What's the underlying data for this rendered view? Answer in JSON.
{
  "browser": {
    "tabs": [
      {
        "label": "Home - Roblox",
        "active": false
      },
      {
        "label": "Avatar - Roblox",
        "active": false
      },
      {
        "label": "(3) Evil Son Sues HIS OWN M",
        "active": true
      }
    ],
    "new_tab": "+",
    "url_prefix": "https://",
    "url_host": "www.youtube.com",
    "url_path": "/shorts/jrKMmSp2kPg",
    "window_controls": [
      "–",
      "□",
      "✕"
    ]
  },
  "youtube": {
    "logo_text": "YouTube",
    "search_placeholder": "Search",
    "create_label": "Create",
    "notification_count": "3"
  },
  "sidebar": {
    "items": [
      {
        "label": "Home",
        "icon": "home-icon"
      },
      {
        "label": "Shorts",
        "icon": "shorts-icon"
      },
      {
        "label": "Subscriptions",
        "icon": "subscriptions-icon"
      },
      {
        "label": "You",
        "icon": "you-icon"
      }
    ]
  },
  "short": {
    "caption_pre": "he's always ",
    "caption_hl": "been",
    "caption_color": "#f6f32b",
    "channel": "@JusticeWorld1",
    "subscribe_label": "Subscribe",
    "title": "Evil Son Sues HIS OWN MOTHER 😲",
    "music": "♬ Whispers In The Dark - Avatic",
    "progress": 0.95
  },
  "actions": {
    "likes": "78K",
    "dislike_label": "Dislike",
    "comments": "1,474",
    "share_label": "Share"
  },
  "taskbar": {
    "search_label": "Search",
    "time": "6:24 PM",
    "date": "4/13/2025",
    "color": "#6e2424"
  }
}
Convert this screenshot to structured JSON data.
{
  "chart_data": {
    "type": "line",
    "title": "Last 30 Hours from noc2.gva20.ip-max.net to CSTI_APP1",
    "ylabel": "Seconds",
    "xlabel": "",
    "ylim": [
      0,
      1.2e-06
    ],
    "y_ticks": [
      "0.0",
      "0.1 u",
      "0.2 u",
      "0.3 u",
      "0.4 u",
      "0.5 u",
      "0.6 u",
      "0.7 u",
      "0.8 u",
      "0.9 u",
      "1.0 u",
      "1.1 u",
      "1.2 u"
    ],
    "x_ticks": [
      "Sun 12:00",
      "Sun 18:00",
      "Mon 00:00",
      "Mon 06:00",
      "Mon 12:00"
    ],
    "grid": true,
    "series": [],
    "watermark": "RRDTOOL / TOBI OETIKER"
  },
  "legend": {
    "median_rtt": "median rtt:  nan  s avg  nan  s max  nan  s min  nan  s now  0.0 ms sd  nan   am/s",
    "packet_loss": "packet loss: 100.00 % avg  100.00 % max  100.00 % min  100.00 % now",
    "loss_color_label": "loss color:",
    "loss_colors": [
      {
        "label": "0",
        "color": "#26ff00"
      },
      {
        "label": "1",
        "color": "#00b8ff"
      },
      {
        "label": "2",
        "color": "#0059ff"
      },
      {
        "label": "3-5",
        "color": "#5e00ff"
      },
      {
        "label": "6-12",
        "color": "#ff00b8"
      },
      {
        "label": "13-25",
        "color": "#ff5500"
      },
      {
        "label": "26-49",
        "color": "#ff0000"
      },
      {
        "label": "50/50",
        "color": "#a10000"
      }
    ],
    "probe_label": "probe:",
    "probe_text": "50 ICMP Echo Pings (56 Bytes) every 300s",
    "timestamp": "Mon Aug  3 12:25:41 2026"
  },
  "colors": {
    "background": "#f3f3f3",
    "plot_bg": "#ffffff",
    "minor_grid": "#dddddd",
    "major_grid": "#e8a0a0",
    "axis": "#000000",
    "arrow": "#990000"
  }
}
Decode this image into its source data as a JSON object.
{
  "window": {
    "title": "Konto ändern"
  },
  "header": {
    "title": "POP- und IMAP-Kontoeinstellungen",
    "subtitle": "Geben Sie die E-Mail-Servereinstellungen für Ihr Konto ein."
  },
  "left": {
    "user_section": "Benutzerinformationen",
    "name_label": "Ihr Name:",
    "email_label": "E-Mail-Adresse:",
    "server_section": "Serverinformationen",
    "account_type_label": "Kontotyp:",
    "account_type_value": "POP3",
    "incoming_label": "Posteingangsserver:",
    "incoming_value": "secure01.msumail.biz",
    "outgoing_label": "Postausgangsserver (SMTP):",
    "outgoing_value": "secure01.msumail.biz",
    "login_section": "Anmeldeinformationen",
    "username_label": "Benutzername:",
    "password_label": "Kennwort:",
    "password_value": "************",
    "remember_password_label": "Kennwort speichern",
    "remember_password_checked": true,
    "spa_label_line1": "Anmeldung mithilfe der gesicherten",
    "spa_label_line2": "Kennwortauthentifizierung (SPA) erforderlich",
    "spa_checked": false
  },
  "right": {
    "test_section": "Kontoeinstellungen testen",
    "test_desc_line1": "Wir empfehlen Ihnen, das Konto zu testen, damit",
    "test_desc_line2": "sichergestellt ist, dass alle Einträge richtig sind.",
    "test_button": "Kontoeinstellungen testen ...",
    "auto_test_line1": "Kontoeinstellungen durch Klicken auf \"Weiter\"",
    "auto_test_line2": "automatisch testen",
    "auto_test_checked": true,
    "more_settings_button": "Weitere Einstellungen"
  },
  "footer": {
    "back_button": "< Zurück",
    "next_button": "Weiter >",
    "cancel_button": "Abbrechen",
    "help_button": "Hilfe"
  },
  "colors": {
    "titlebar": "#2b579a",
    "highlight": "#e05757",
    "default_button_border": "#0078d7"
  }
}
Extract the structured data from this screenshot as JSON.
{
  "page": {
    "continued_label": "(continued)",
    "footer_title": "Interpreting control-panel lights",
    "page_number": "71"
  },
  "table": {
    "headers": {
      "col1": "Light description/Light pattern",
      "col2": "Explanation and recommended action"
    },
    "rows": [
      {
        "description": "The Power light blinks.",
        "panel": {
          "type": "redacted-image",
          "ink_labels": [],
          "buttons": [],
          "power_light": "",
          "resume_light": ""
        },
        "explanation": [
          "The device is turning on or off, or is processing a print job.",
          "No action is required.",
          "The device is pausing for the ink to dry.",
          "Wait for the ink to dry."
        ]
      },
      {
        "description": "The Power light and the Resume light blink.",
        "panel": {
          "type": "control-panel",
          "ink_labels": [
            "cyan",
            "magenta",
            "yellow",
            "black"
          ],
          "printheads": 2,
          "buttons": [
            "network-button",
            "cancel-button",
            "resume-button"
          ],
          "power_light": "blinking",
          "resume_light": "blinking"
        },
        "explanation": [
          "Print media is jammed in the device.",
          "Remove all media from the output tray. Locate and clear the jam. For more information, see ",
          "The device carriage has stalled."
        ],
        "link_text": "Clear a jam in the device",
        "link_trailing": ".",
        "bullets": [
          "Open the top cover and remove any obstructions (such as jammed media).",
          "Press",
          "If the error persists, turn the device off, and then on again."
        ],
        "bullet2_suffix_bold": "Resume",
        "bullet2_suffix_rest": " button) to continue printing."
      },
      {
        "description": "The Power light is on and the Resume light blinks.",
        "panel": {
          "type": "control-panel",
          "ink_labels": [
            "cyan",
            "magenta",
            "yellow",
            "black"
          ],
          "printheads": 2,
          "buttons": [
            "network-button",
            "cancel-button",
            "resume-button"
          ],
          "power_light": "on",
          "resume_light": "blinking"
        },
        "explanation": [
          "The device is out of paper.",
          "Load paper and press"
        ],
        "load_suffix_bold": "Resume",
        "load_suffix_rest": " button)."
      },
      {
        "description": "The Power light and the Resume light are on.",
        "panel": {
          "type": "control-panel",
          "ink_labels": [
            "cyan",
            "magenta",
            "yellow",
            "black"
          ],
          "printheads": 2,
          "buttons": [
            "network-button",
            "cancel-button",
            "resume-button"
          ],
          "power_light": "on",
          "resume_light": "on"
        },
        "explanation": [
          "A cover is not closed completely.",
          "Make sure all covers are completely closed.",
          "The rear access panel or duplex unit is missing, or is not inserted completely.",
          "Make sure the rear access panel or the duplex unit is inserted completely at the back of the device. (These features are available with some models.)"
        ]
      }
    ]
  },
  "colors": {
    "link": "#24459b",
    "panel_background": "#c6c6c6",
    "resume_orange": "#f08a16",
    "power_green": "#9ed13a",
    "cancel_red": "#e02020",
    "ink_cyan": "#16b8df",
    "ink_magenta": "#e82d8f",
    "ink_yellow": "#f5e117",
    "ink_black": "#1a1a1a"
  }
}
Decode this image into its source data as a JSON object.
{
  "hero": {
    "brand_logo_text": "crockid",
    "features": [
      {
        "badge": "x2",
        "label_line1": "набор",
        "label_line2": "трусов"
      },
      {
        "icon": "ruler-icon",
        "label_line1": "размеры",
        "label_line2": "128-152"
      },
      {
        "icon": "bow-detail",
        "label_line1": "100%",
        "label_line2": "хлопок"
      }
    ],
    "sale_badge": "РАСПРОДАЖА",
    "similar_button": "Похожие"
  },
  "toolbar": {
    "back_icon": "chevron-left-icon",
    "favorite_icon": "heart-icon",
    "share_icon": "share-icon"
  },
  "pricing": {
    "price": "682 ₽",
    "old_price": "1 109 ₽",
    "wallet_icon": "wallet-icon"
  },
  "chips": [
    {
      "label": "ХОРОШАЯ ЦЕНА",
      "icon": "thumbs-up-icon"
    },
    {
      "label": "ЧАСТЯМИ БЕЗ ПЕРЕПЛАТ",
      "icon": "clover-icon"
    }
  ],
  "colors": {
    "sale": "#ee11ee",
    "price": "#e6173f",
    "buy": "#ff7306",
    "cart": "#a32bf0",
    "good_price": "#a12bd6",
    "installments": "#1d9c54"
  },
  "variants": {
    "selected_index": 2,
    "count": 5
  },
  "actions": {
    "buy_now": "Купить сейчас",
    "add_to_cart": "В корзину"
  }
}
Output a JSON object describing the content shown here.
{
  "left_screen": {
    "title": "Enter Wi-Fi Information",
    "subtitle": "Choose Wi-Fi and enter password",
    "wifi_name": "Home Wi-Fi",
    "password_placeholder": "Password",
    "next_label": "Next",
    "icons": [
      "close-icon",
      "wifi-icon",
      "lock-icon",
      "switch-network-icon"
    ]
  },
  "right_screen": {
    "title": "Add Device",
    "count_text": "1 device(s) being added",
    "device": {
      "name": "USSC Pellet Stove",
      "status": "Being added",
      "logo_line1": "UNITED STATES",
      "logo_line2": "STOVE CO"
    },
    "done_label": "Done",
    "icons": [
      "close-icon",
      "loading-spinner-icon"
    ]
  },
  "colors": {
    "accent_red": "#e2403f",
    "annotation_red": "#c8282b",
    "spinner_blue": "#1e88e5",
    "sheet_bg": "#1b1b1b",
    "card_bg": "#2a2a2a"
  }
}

######

Check each line of the entries for the string "features". Copy the lines that have it.

          "Make sure the rear access panel or the duplex unit is inserted completely at the back of the device. (These features are available with some models.)"
    "features": [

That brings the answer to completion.